▶ [Problem requirements]
Copy out the data exactly, leaving the pictures behind.

▶ [Given entries]
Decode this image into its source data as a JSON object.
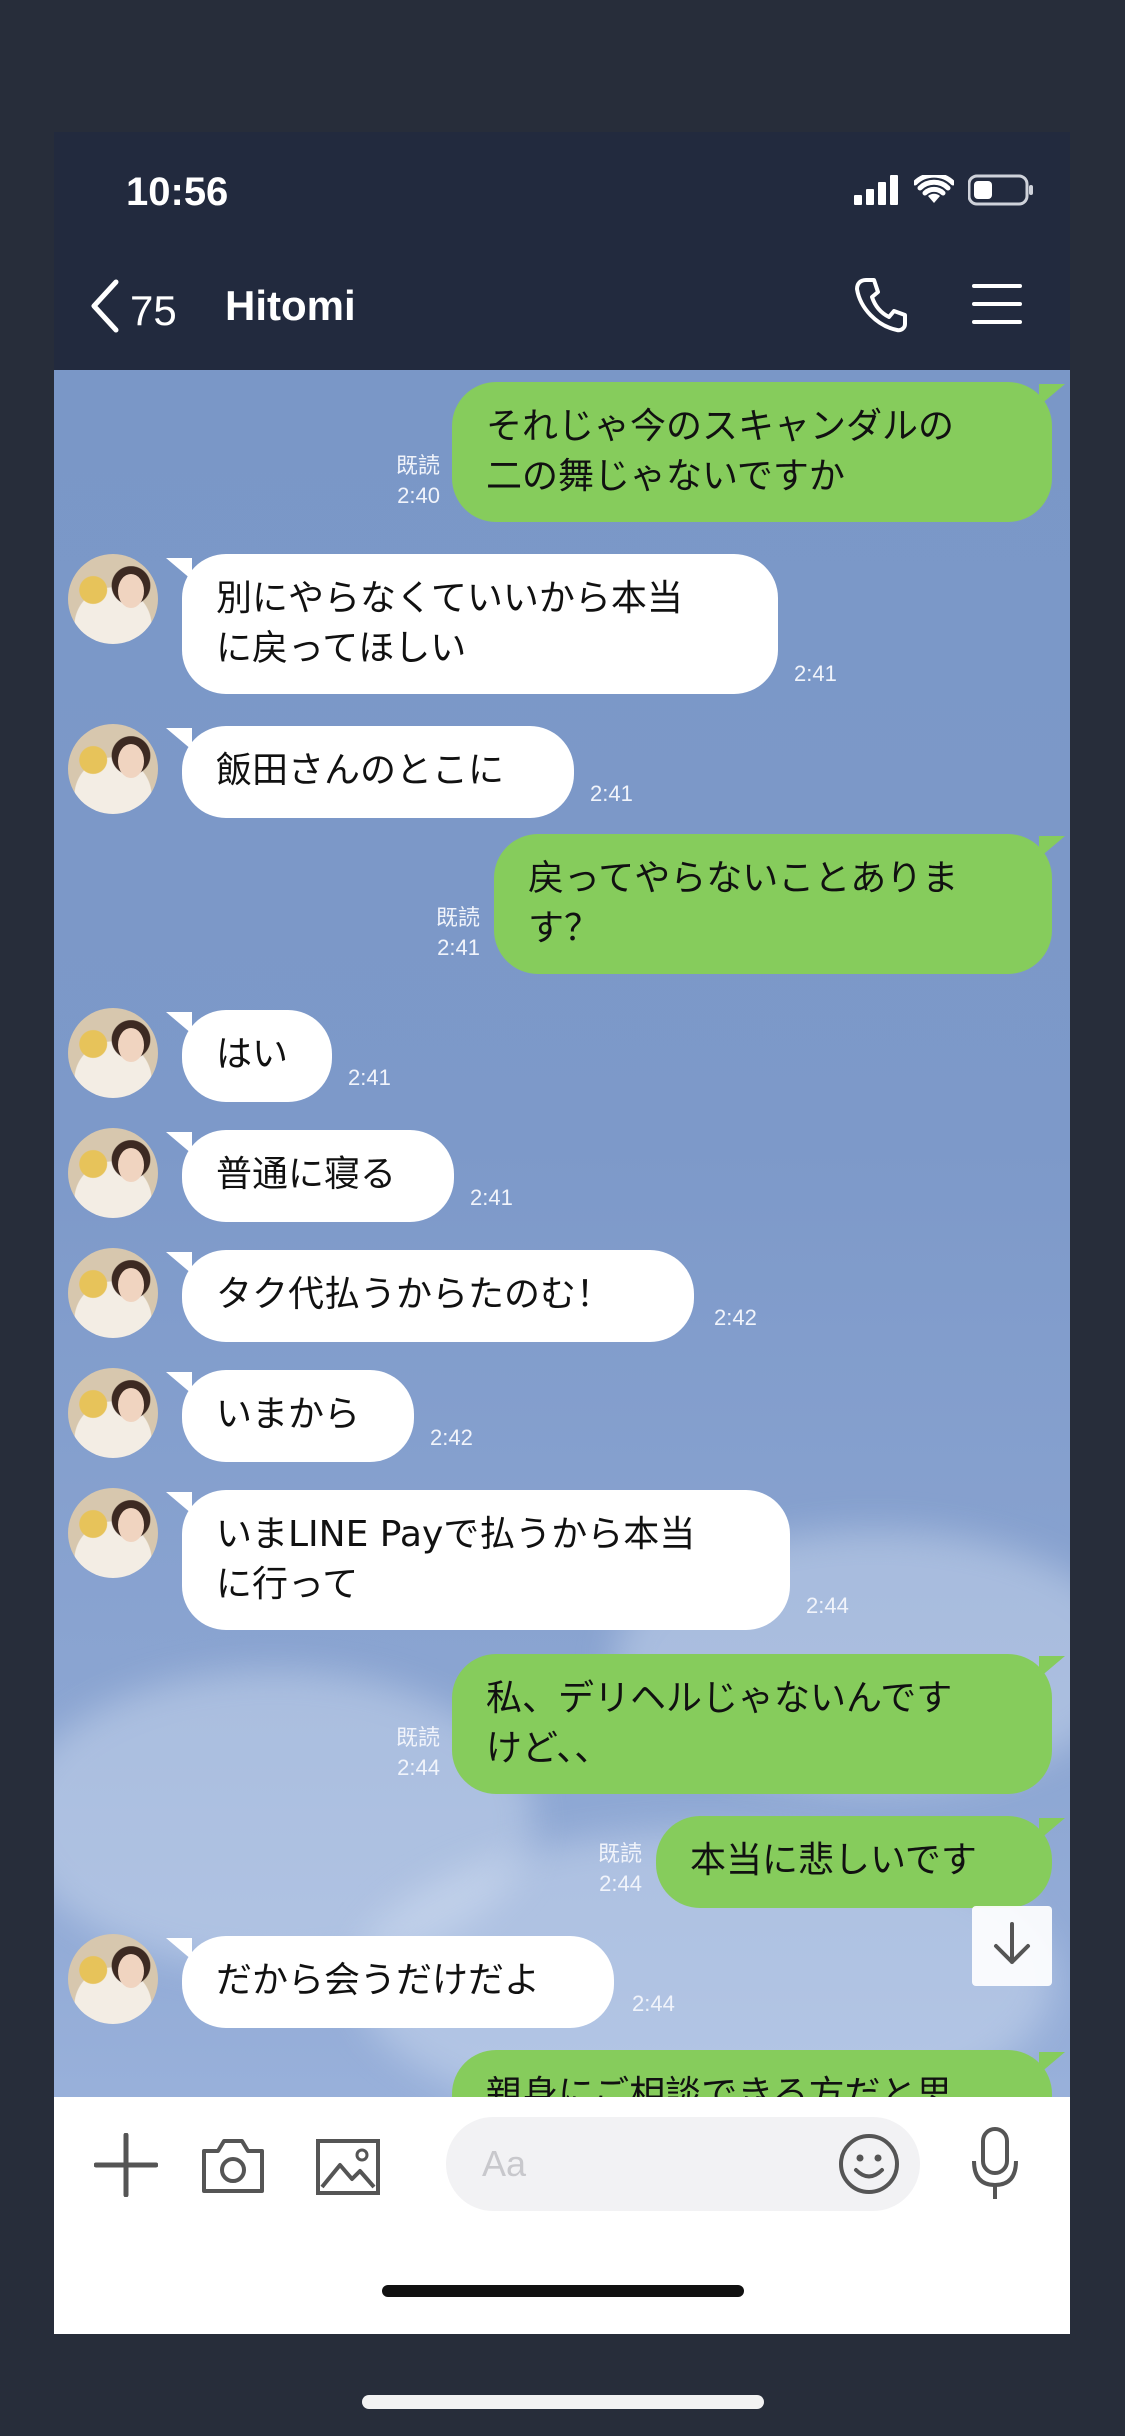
{
  "status": {
    "time": "10:56"
  },
  "header": {
    "back_count": "75",
    "title": "Hitomi"
  },
  "messages": [
    {
      "side": "out",
      "text": "それじゃ今のスキャンダルの\n二の舞じゃないですか",
      "read": "既読",
      "time": "2:40"
    },
    {
      "side": "in",
      "text": "別にやらなくていいから本当\nに戻ってほしい",
      "time": "2:41"
    },
    {
      "side": "in",
      "text": "飯田さんのとこに",
      "time": "2:41"
    },
    {
      "side": "out",
      "text": "戻ってやらないことありま\nす？",
      "read": "既読",
      "time": "2:41"
    },
    {
      "side": "in",
      "text": "はい",
      "time": "2:41"
    },
    {
      "side": "in",
      "text": "普通に寝る",
      "time": "2:41"
    },
    {
      "side": "in",
      "text": "タク代払うからたのむ！",
      "time": "2:42"
    },
    {
      "side": "in",
      "text": "いまから",
      "time": "2:42"
    },
    {
      "side": "in",
      "text": "いまLINE Payで払うから本当\nに行って",
      "time": "2:44"
    },
    {
      "side": "out",
      "text": "私、デリヘルじゃないんです\nけど、、",
      "read": "既読",
      "time": "2:44"
    },
    {
      "side": "out",
      "text": "本当に悲しいです",
      "read": "既読",
      "time": "2:44"
    },
    {
      "side": "in",
      "text": "だから会うだけだよ",
      "time": "2:44"
    },
    {
      "side": "out",
      "text": "親身にご相談できる方だと思",
      "read": "",
      "time": ""
    }
  ],
  "input": {
    "placeholder": "Aa"
  },
  "icons": {
    "back": "chevron-left-icon",
    "call": "phone-icon",
    "menu": "hamburger-menu-icon",
    "add": "plus-icon",
    "camera": "camera-icon",
    "image": "image-icon",
    "emoji": "smiley-icon",
    "mic": "microphone-icon",
    "scroll": "arrow-down-icon"
  },
  "colors": {
    "header_bg": "#222a3e",
    "chat_bg": "#7b97c8",
    "outgoing_bubble": "#86cc5c",
    "incoming_bubble": "#ffffff"
  }
}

▶ [Worked solution]
Decode this image into its source data as a JSON object.
{
  "status": {
    "time": "10:56"
  },
  "header": {
    "back_count": "75",
    "title": "Hitomi"
  },
  "messages": [
    {
      "side": "out",
      "text": "それじゃ今のスキャンダルの\n二の舞じゃないですか",
      "read": "既読",
      "time": "2:40"
    },
    {
      "side": "in",
      "text": "別にやらなくていいから本当\nに戻ってほしい",
      "time": "2:41"
    },
    {
      "side": "in",
      "text": "飯田さんのとこに",
      "time": "2:41"
    },
    {
      "side": "out",
      "text": "戻ってやらないことありま\nす？",
      "read": "既読",
      "time": "2:41"
    },
    {
      "side": "in",
      "text": "はい",
      "time": "2:41"
    },
    {
      "side": "in",
      "text": "普通に寝る",
      "time": "2:41"
    },
    {
      "side": "in",
      "text": "タク代払うからたのむ！",
      "time": "2:42"
    },
    {
      "side": "in",
      "text": "いまから",
      "time": "2:42"
    },
    {
      "side": "in",
      "text": "いまLINE Payで払うから本当\nに行って",
      "time": "2:44"
    },
    {
      "side": "out",
      "text": "私、デリヘルじゃないんです\nけど、、",
      "read": "既読",
      "time": "2:44"
    },
    {
      "side": "out",
      "text": "本当に悲しいです",
      "read": "既読",
      "time": "2:44"
    },
    {
      "side": "in",
      "text": "だから会うだけだよ",
      "time": "2:44"
    },
    {
      "side": "out",
      "text": "親身にご相談できる方だと思",
      "read": "",
      "time": ""
    }
  ],
  "input": {
    "placeholder": "Aa"
  },
  "icons": {
    "back": "chevron-left-icon",
    "call": "phone-icon",
    "menu": "hamburger-menu-icon",
    "add": "plus-icon",
    "camera": "camera-icon",
    "image": "image-icon",
    "emoji": "smiley-icon",
    "mic": "microphone-icon",
    "scroll": "arrow-down-icon"
  },
  "colors": {
    "header_bg": "#222a3e",
    "chat_bg": "#7b97c8",
    "outgoing_bubble": "#86cc5c",
    "incoming_bubble": "#ffffff"
  }
}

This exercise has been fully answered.